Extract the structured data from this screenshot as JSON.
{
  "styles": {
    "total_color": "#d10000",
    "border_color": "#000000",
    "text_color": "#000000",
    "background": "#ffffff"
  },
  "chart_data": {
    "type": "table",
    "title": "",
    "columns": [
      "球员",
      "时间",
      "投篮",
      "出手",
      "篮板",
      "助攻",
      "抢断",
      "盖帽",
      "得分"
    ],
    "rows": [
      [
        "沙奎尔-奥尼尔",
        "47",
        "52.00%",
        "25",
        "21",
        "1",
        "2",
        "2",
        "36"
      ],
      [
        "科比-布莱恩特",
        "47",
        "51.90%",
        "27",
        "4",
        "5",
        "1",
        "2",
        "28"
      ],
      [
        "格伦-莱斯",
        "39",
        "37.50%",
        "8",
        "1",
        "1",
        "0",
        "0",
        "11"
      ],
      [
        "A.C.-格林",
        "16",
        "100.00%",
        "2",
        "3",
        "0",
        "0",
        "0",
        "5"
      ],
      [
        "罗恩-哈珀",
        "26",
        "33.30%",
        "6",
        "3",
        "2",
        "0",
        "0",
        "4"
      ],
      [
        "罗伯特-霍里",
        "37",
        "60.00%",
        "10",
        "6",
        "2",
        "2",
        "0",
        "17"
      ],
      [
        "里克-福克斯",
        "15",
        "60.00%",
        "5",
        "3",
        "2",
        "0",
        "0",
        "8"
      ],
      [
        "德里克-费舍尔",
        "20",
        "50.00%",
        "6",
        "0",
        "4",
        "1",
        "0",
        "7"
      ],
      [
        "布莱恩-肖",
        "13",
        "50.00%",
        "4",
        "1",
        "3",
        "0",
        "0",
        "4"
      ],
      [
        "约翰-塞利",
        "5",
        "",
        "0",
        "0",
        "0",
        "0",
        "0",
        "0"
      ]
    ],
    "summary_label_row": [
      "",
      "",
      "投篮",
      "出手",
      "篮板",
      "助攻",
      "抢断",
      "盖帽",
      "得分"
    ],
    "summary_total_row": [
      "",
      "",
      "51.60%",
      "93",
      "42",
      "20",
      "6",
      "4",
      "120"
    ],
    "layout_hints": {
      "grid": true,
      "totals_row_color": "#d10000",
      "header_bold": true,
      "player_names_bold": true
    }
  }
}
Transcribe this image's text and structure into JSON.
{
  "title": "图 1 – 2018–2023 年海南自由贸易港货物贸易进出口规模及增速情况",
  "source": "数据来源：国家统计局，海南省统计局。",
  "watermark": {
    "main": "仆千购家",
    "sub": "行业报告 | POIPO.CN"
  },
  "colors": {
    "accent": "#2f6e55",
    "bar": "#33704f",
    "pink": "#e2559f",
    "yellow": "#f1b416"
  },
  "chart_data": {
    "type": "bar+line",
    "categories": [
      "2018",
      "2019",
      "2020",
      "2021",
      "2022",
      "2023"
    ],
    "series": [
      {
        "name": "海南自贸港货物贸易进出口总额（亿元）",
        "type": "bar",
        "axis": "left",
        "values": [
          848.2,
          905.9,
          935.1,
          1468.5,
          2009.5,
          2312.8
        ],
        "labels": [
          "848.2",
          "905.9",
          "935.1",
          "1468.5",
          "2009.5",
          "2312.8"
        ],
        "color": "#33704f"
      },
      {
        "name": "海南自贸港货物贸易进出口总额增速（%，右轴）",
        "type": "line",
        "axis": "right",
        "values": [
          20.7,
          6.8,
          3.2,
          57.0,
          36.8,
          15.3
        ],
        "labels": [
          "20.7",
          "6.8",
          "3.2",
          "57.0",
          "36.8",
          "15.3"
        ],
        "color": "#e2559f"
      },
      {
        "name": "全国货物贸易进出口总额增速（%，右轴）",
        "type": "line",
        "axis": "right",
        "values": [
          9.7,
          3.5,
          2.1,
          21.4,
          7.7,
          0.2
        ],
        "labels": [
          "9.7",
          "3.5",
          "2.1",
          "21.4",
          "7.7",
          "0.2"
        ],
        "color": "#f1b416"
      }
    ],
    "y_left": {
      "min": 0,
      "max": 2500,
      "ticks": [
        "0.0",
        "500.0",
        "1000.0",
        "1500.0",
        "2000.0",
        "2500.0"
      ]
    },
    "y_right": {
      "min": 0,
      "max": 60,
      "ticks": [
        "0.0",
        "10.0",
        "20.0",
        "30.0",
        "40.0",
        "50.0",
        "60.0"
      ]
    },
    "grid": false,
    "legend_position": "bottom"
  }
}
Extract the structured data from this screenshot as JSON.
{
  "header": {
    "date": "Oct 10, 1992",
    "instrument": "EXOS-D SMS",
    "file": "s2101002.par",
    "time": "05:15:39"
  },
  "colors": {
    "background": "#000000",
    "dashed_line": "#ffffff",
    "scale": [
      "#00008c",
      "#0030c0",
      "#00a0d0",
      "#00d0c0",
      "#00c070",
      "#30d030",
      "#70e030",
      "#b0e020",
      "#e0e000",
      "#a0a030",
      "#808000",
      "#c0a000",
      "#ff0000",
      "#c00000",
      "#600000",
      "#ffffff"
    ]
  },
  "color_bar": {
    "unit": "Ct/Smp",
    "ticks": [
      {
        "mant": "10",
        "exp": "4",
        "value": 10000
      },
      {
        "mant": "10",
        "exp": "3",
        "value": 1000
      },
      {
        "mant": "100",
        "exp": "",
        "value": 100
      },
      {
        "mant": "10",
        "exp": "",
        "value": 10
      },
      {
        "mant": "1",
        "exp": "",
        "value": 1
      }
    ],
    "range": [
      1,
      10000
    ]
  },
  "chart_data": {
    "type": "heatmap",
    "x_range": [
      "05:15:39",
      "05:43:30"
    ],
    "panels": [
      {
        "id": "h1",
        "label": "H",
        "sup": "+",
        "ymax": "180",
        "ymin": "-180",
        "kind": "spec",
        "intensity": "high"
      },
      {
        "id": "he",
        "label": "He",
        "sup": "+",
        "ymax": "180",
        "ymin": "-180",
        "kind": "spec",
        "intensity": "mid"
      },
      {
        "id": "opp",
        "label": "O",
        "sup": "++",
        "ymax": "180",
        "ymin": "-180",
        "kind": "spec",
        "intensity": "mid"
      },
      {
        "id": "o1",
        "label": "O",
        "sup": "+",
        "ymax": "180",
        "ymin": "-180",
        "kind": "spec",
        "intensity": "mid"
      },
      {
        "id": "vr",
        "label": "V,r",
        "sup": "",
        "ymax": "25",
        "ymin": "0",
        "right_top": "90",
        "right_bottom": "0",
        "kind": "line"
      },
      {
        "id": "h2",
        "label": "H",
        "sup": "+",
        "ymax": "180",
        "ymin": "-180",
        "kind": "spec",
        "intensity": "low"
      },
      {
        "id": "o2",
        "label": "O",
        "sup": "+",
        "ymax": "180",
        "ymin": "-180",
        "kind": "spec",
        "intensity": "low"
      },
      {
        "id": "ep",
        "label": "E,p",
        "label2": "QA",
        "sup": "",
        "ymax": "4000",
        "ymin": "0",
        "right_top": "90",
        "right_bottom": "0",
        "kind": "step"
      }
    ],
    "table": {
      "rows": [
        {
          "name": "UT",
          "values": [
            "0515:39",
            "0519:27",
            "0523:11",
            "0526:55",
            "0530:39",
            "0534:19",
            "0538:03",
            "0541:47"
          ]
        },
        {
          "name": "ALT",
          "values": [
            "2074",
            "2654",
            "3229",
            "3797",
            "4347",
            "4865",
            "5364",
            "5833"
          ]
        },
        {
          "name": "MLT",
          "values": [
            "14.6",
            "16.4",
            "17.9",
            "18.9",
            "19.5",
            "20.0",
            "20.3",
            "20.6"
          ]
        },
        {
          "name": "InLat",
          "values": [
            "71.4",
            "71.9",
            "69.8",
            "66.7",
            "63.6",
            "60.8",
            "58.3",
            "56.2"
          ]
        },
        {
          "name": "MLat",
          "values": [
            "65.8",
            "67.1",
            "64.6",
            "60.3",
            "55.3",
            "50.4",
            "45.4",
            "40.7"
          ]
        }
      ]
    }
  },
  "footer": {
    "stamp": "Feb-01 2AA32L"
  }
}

**THE TASK**
Extract every line from the records above that contains the word "type".

**ANSWER TO THIS EXERCISE**
    "type": "table",
    "type": "bar+line",
        "type": "bar",
        "type": "line",
        "type": "line",
    "type": "heatmap",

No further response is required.